-- Problem requirements --
Nothing in the records may be left out or altered; reproduce them all exactly.

-- Input material --
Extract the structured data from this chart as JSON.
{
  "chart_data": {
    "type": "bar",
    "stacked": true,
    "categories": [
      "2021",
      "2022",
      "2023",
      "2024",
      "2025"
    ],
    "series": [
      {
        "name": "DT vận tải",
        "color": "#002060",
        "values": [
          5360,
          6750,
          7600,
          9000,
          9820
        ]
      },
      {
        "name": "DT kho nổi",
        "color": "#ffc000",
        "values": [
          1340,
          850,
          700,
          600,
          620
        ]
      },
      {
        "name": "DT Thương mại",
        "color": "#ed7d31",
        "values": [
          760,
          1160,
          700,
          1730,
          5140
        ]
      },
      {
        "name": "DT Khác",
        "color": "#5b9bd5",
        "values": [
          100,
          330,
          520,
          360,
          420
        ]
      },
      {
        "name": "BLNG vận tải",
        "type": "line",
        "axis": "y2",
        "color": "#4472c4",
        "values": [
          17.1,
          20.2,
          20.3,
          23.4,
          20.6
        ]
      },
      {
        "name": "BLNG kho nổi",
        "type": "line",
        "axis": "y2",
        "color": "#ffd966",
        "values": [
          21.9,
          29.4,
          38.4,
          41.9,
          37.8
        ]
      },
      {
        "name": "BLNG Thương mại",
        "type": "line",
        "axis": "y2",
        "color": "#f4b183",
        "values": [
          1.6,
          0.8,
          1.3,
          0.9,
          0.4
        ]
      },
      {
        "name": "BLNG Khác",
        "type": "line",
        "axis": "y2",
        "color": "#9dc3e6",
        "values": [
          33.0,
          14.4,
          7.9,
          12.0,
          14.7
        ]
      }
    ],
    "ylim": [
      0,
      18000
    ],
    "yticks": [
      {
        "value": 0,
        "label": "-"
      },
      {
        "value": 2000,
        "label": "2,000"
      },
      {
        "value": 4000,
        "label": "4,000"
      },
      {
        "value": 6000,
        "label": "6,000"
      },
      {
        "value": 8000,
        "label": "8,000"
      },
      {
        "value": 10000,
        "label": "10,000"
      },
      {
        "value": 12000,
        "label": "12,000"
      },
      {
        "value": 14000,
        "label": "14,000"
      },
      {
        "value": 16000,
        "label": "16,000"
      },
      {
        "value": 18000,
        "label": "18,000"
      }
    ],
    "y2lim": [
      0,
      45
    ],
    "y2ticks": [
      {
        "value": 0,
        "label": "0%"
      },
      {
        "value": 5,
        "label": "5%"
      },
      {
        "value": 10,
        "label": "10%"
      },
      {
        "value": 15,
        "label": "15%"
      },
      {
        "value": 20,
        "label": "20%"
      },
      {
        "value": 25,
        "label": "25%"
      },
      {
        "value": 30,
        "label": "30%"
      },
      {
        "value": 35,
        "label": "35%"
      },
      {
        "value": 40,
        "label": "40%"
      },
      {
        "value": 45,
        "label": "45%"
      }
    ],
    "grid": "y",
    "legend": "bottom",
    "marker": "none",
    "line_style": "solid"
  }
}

-- Solved problem --
Extract the structured data from this chart as JSON.
{
  "chart_data": {
    "type": "bar",
    "stacked": true,
    "categories": [
      "2021",
      "2022",
      "2023",
      "2024",
      "2025"
    ],
    "series": [
      {
        "name": "DT vận tải",
        "color": "#002060",
        "values": [
          5360,
          6750,
          7600,
          9000,
          9820
        ]
      },
      {
        "name": "DT kho nổi",
        "color": "#ffc000",
        "values": [
          1340,
          850,
          700,
          600,
          620
        ]
      },
      {
        "name": "DT Thương mại",
        "color": "#ed7d31",
        "values": [
          760,
          1160,
          700,
          1730,
          5140
        ]
      },
      {
        "name": "DT Khác",
        "color": "#5b9bd5",
        "values": [
          100,
          330,
          520,
          360,
          420
        ]
      },
      {
        "name": "BLNG vận tải",
        "type": "line",
        "axis": "y2",
        "color": "#4472c4",
        "values": [
          17.1,
          20.2,
          20.3,
          23.4,
          20.6
        ]
      },
      {
        "name": "BLNG kho nổi",
        "type": "line",
        "axis": "y2",
        "color": "#ffd966",
        "values": [
          21.9,
          29.4,
          38.4,
          41.9,
          37.8
        ]
      },
      {
        "name": "BLNG Thương mại",
        "type": "line",
        "axis": "y2",
        "color": "#f4b183",
        "values": [
          1.6,
          0.8,
          1.3,
          0.9,
          0.4
        ]
      },
      {
        "name": "BLNG Khác",
        "type": "line",
        "axis": "y2",
        "color": "#9dc3e6",
        "values": [
          33.0,
          14.4,
          7.9,
          12.0,
          14.7
        ]
      }
    ],
    "ylim": [
      0,
      18000
    ],
    "yticks": [
      {
        "value": 0,
        "label": "-"
      },
      {
        "value": 2000,
        "label": "2,000"
      },
      {
        "value": 4000,
        "label": "4,000"
      },
      {
        "value": 6000,
        "label": "6,000"
      },
      {
        "value": 8000,
        "label": "8,000"
      },
      {
        "value": 10000,
        "label": "10,000"
      },
      {
        "value": 12000,
        "label": "12,000"
      },
      {
        "value": 14000,
        "label": "14,000"
      },
      {
        "value": 16000,
        "label": "16,000"
      },
      {
        "value": 18000,
        "label": "18,000"
      }
    ],
    "y2lim": [
      0,
      45
    ],
    "y2ticks": [
      {
        "value": 0,
        "label": "0%"
      },
      {
        "value": 5,
        "label": "5%"
      },
      {
        "value": 10,
        "label": "10%"
      },
      {
        "value": 15,
        "label": "15%"
      },
      {
        "value": 20,
        "label": "20%"
      },
      {
        "value": 25,
        "label": "25%"
      },
      {
        "value": 30,
        "label": "30%"
      },
      {
        "value": 35,
        "label": "35%"
      },
      {
        "value": 40,
        "label": "40%"
      },
      {
        "value": 45,
        "label": "45%"
      }
    ],
    "grid": "y",
    "legend": "bottom",
    "marker": "none",
    "line_style": "solid"
  }
}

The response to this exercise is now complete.